Stored data:
______
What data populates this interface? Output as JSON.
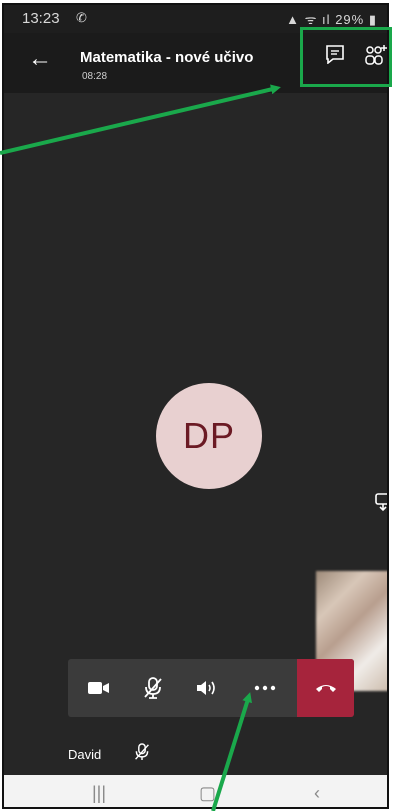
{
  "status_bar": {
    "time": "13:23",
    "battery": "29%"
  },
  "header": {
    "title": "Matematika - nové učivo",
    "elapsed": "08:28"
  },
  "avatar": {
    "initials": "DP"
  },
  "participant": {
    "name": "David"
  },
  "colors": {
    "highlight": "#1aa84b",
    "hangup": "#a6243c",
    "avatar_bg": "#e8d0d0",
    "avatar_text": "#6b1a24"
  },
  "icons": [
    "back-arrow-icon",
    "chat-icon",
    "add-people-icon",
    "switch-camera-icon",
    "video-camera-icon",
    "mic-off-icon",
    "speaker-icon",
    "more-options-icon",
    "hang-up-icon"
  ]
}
______
Within the listing above, copy each line that has the string "camera".

REPLY -
    "switch-camera-icon",
    "video-camera-icon",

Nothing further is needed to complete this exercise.